## What to produce
Print the entire listing. Each line must match the original exactly.

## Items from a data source
<<<<

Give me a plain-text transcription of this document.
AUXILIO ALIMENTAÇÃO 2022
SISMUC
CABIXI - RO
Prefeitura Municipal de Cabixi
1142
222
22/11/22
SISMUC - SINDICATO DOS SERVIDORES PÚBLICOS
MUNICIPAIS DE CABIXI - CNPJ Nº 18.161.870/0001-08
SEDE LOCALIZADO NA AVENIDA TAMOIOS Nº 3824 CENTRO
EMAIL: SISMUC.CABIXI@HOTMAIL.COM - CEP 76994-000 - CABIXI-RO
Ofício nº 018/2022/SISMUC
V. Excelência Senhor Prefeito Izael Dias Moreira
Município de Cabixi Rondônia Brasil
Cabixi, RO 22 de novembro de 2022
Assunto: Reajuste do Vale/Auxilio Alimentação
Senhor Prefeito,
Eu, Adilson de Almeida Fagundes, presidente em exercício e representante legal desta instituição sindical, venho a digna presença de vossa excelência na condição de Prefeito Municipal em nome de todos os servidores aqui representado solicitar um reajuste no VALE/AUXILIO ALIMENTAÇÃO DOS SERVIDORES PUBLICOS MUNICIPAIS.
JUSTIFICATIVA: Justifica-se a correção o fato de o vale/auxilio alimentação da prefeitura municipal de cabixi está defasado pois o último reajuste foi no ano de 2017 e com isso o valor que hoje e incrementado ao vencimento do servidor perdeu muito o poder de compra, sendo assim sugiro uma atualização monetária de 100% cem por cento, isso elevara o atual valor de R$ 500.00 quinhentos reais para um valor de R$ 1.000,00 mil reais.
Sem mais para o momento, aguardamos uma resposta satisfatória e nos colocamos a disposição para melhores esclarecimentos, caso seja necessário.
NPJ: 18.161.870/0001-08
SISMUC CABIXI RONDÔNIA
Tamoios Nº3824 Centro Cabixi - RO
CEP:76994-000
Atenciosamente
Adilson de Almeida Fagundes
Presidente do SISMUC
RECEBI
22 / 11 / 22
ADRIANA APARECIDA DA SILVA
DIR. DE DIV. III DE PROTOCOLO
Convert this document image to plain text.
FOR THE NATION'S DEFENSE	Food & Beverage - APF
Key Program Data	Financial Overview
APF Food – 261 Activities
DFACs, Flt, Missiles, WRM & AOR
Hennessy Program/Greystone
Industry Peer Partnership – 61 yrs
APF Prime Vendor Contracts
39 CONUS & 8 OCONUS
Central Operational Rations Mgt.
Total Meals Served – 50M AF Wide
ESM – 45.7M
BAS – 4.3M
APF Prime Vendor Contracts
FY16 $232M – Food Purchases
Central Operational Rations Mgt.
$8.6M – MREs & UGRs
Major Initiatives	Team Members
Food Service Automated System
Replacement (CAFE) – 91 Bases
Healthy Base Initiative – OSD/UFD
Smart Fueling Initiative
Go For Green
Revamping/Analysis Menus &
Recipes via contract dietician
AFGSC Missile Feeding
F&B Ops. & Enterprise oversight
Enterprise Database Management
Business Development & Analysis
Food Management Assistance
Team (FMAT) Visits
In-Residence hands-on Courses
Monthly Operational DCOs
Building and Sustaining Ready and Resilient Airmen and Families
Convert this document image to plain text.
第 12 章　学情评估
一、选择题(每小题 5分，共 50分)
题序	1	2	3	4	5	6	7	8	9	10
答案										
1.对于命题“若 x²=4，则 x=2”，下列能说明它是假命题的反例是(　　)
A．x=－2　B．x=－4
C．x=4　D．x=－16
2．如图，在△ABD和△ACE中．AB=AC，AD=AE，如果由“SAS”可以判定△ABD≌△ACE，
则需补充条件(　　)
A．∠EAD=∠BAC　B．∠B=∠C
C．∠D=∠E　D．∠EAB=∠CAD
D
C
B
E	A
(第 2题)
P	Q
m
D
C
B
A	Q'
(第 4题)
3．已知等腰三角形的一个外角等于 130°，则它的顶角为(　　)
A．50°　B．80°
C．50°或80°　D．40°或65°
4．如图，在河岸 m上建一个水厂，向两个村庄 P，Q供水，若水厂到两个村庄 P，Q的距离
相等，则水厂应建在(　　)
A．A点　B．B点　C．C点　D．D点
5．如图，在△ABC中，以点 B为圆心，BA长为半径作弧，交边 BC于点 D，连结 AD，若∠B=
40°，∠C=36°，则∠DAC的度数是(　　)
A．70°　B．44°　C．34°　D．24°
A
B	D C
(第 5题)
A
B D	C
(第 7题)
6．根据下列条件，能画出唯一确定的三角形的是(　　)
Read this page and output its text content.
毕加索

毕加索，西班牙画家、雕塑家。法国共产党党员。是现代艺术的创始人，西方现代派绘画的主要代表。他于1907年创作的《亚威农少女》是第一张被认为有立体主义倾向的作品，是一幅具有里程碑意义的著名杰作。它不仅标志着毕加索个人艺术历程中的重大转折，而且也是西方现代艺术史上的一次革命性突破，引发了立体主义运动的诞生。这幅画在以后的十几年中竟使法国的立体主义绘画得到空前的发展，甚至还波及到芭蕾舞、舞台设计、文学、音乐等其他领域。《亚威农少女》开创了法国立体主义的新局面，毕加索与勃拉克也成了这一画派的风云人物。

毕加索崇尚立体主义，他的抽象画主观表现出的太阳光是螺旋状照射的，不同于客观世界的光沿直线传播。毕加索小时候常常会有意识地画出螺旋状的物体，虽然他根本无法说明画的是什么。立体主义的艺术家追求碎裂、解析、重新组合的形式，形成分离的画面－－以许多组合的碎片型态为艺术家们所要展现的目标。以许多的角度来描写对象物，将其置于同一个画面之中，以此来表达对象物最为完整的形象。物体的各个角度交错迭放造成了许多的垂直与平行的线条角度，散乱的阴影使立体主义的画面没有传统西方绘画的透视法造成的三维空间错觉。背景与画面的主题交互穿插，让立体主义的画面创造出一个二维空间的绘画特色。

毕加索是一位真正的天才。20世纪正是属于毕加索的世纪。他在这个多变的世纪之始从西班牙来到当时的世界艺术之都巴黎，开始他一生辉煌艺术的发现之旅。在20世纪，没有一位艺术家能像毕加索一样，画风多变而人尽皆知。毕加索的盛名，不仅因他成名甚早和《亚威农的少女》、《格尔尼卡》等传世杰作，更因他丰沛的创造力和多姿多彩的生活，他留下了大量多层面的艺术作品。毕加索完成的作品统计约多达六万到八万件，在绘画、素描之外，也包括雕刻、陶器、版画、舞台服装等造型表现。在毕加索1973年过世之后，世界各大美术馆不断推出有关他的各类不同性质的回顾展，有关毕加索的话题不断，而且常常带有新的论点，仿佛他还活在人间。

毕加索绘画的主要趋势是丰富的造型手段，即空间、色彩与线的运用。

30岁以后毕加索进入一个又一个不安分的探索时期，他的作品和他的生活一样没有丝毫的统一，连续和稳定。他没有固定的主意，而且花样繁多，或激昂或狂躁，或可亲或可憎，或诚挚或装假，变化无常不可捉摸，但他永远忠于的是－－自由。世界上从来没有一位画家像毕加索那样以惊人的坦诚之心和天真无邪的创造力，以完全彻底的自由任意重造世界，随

>>>>

## Written answer
Give me a plain-text transcription of this document.
AUXILIO ALIMENTAÇÃO 2022
SISMUC
CABIXI - RO
Prefeitura Municipal de Cabixi
1142
222
22/11/22
SISMUC - SINDICATO DOS SERVIDORES PÚBLICOS
MUNICIPAIS DE CABIXI - CNPJ Nº 18.161.870/0001-08
SEDE LOCALIZADO NA AVENIDA TAMOIOS Nº 3824 CENTRO
EMAIL: SISMUC.CABIXI@HOTMAIL.COM - CEP 76994-000 - CABIXI-RO
Ofício nº 018/2022/SISMUC
V. Excelência Senhor Prefeito Izael Dias Moreira
Município de Cabixi Rondônia Brasil
Cabixi, RO 22 de novembro de 2022
Assunto: Reajuste do Vale/Auxilio Alimentação
Senhor Prefeito,
Eu, Adilson de Almeida Fagundes, presidente em exercício e representante legal desta instituição sindical, venho a digna presença de vossa excelência na condição de Prefeito Municipal em nome de todos os servidores aqui representado solicitar um reajuste no VALE/AUXILIO ALIMENTAÇÃO DOS SERVIDORES PUBLICOS MUNICIPAIS.
JUSTIFICATIVA: Justifica-se a correção o fato de o vale/auxilio alimentação da prefeitura municipal de cabixi está defasado pois o último reajuste foi no ano de 2017 e com isso o valor que hoje e incrementado ao vencimento do servidor perdeu muito o poder de compra, sendo assim sugiro uma atualização monetária de 100% cem por cento, isso elevara o atual valor de R$ 500.00 quinhentos reais para um valor de R$ 1.000,00 mil reais.
Sem mais para o momento, aguardamos uma resposta satisfatória e nos colocamos a disposição para melhores esclarecimentos, caso seja necessário.
NPJ: 18.161.870/0001-08
SISMUC CABIXI RONDÔNIA
Tamoios Nº3824 Centro Cabixi - RO
CEP:76994-000
Atenciosamente
Adilson de Almeida Fagundes
Presidente do SISMUC
RECEBI
22 / 11 / 22
ADRIANA APARECIDA DA SILVA
DIR. DE DIV. III DE PROTOCOLO
Convert this document image to plain text.
FOR THE NATION'S DEFENSE	Food & Beverage - APF
Key Program Data	Financial Overview
APF Food – 261 Activities
DFACs, Flt, Missiles, WRM & AOR
Hennessy Program/Greystone
Industry Peer Partnership – 61 yrs
APF Prime Vendor Contracts
39 CONUS & 8 OCONUS
Central Operational Rations Mgt.
Total Meals Served – 50M AF Wide
ESM – 45.7M
BAS – 4.3M
APF Prime Vendor Contracts
FY16 $232M – Food Purchases
Central Operational Rations Mgt.
$8.6M – MREs & UGRs
Major Initiatives	Team Members
Food Service Automated System
Replacement (CAFE) – 91 Bases
Healthy Base Initiative – OSD/UFD
Smart Fueling Initiative
Go For Green
Revamping/Analysis Menus &
Recipes via contract dietician
AFGSC Missile Feeding
F&B Ops. & Enterprise oversight
Enterprise Database Management
Business Development & Analysis
Food Management Assistance
Team (FMAT) Visits
In-Residence hands-on Courses
Monthly Operational DCOs
Building and Sustaining Ready and Resilient Airmen and Families
Convert this document image to plain text.
第 12 章　学情评估
一、选择题(每小题 5分，共 50分)
题序	1	2	3	4	5	6	7	8	9	10
答案										
1.对于命题“若 x²=4，则 x=2”，下列能说明它是假命题的反例是(　　)
A．x=－2　B．x=－4
C．x=4　D．x=－16
2．如图，在△ABD和△ACE中．AB=AC，AD=AE，如果由“SAS”可以判定△ABD≌△ACE，
则需补充条件(　　)
A．∠EAD=∠BAC　B．∠B=∠C
C．∠D=∠E　D．∠EAB=∠CAD
D
C
B
E	A
(第 2题)
P	Q
m
D
C
B
A	Q'
(第 4题)
3．已知等腰三角形的一个外角等于 130°，则它的顶角为(　　)
A．50°　B．80°
C．50°或80°　D．40°或65°
4．如图，在河岸 m上建一个水厂，向两个村庄 P，Q供水，若水厂到两个村庄 P，Q的距离
相等，则水厂应建在(　　)
A．A点　B．B点　C．C点　D．D点
5．如图，在△ABC中，以点 B为圆心，BA长为半径作弧，交边 BC于点 D，连结 AD，若∠B=
40°，∠C=36°，则∠DAC的度数是(　　)
A．70°　B．44°　C．34°　D．24°
A
B	D C
(第 5题)
A
B D	C
(第 7题)
6．根据下列条件，能画出唯一确定的三角形的是(　　)
Read this page and output its text content.
毕加索

毕加索，西班牙画家、雕塑家。法国共产党党员。是现代艺术的创始人，西方现代派绘画的主要代表。他于1907年创作的《亚威农少女》是第一张被认为有立体主义倾向的作品，是一幅具有里程碑意义的著名杰作。它不仅标志着毕加索个人艺术历程中的重大转折，而且也是西方现代艺术史上的一次革命性突破，引发了立体主义运动的诞生。这幅画在以后的十几年中竟使法国的立体主义绘画得到空前的发展，甚至还波及到芭蕾舞、舞台设计、文学、音乐等其他领域。《亚威农少女》开创了法国立体主义的新局面，毕加索与勃拉克也成了这一画派的风云人物。

毕加索崇尚立体主义，他的抽象画主观表现出的太阳光是螺旋状照射的，不同于客观世界的光沿直线传播。毕加索小时候常常会有意识地画出螺旋状的物体，虽然他根本无法说明画的是什么。立体主义的艺术家追求碎裂、解析、重新组合的形式，形成分离的画面－－以许多组合的碎片型态为艺术家们所要展现的目标。以许多的角度来描写对象物，将其置于同一个画面之中，以此来表达对象物最为完整的形象。物体的各个角度交错迭放造成了许多的垂直与平行的线条角度，散乱的阴影使立体主义的画面没有传统西方绘画的透视法造成的三维空间错觉。背景与画面的主题交互穿插，让立体主义的画面创造出一个二维空间的绘画特色。

毕加索是一位真正的天才。20世纪正是属于毕加索的世纪。他在这个多变的世纪之始从西班牙来到当时的世界艺术之都巴黎，开始他一生辉煌艺术的发现之旅。在20世纪，没有一位艺术家能像毕加索一样，画风多变而人尽皆知。毕加索的盛名，不仅因他成名甚早和《亚威农的少女》、《格尔尼卡》等传世杰作，更因他丰沛的创造力和多姿多彩的生活，他留下了大量多层面的艺术作品。毕加索完成的作品统计约多达六万到八万件，在绘画、素描之外，也包括雕刻、陶器、版画、舞台服装等造型表现。在毕加索1973年过世之后，世界各大美术馆不断推出有关他的各类不同性质的回顾展，有关毕加索的话题不断，而且常常带有新的论点，仿佛他还活在人间。

毕加索绘画的主要趋势是丰富的造型手段，即空间、色彩与线的运用。

30岁以后毕加索进入一个又一个不安分的探索时期，他的作品和他的生活一样没有丝毫的统一，连续和稳定。他没有固定的主意，而且花样繁多，或激昂或狂躁，或可亲或可憎，或诚挚或装假，变化无常不可捉摸，但他永远忠于的是－－自由。世界上从来没有一位画家像毕加索那样以惊人的坦诚之心和天真无邪的创造力，以完全彻底的自由任意重造世界，随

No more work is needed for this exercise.